* _What you have to do_: Repeat the full listing below verbatim and keep the images out.

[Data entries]
## begin

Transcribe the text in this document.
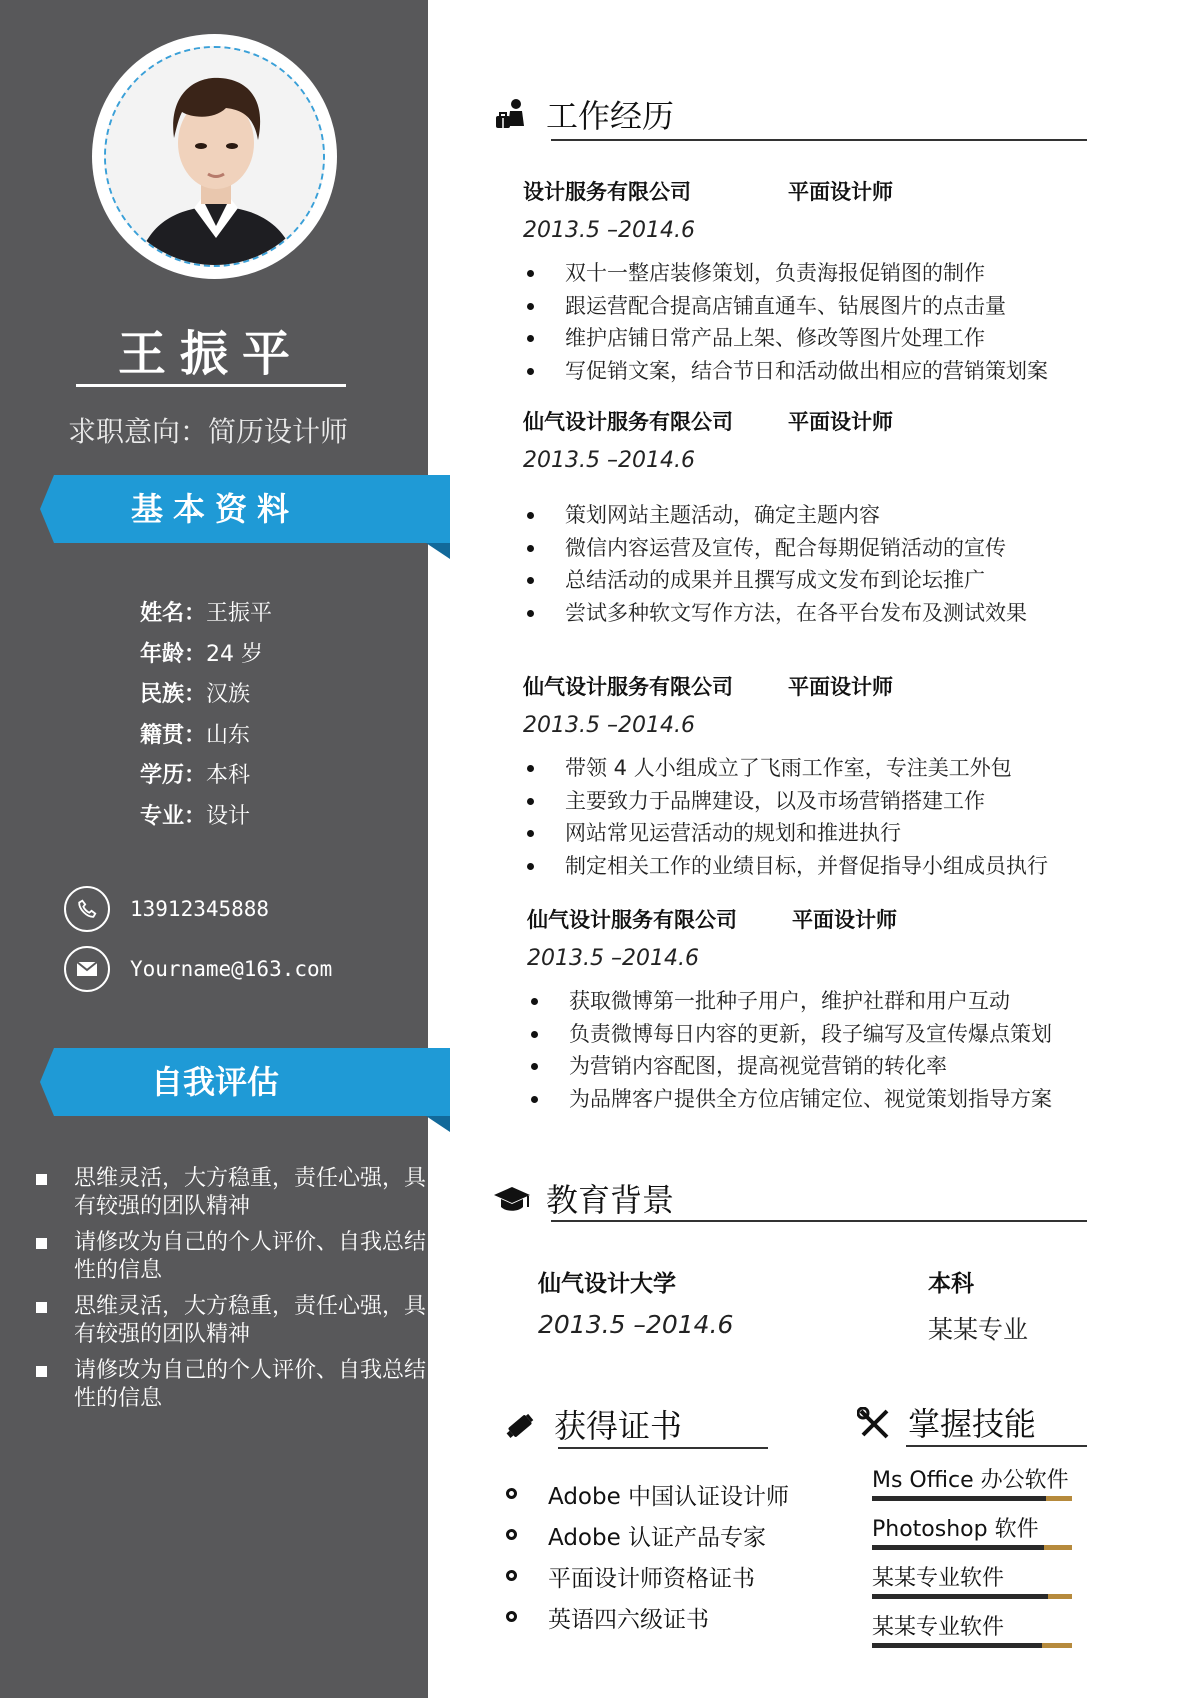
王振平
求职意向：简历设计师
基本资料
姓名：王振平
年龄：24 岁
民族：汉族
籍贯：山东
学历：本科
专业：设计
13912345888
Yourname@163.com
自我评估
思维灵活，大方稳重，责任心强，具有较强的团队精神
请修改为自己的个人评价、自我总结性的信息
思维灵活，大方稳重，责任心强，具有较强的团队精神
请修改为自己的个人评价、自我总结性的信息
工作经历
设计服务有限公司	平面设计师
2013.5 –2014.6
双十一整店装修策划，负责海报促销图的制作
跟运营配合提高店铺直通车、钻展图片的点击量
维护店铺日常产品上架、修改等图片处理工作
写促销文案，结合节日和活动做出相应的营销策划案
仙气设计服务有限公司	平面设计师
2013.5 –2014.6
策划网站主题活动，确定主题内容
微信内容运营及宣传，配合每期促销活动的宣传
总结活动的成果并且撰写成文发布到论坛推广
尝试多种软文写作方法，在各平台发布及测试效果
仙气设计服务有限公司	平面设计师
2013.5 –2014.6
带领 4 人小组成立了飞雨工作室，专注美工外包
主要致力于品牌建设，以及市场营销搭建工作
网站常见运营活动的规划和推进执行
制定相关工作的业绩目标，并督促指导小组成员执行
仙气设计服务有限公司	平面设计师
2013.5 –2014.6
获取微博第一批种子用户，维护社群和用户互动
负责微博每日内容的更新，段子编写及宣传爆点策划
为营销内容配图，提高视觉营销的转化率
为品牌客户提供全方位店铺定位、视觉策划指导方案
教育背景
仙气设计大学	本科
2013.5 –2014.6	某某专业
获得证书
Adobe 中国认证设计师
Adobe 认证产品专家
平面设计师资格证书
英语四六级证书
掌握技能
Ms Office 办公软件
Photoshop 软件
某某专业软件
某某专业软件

## end

* _Result_:
Transcribe the text in this document.
王振平
求职意向：简历设计师
基本资料
姓名：王振平
年龄：24 岁
民族：汉族
籍贯：山东
学历：本科
专业：设计
13912345888
Yourname@163.com
自我评估
思维灵活，大方稳重，责任心强，具有较强的团队精神
请修改为自己的个人评价、自我总结性的信息
思维灵活，大方稳重，责任心强，具有较强的团队精神
请修改为自己的个人评价、自我总结性的信息
工作经历
设计服务有限公司	平面设计师
2013.5 –2014.6
双十一整店装修策划，负责海报促销图的制作
跟运营配合提高店铺直通车、钻展图片的点击量
维护店铺日常产品上架、修改等图片处理工作
写促销文案，结合节日和活动做出相应的营销策划案
仙气设计服务有限公司	平面设计师
2013.5 –2014.6
策划网站主题活动，确定主题内容
微信内容运营及宣传，配合每期促销活动的宣传
总结活动的成果并且撰写成文发布到论坛推广
尝试多种软文写作方法，在各平台发布及测试效果
仙气设计服务有限公司	平面设计师
2013.5 –2014.6
带领 4 人小组成立了飞雨工作室，专注美工外包
主要致力于品牌建设，以及市场营销搭建工作
网站常见运营活动的规划和推进执行
制定相关工作的业绩目标，并督促指导小组成员执行
仙气设计服务有限公司	平面设计师
2013.5 –2014.6
获取微博第一批种子用户，维护社群和用户互动
负责微博每日内容的更新，段子编写及宣传爆点策划
为营销内容配图，提高视觉营销的转化率
为品牌客户提供全方位店铺定位、视觉策划指导方案
教育背景
仙气设计大学	本科
2013.5 –2014.6	某某专业
获得证书
Adobe 中国认证设计师
Adobe 认证产品专家
平面设计师资格证书
英语四六级证书
掌握技能
Ms Office 办公软件
Photoshop 软件
某某专业软件
某某专业软件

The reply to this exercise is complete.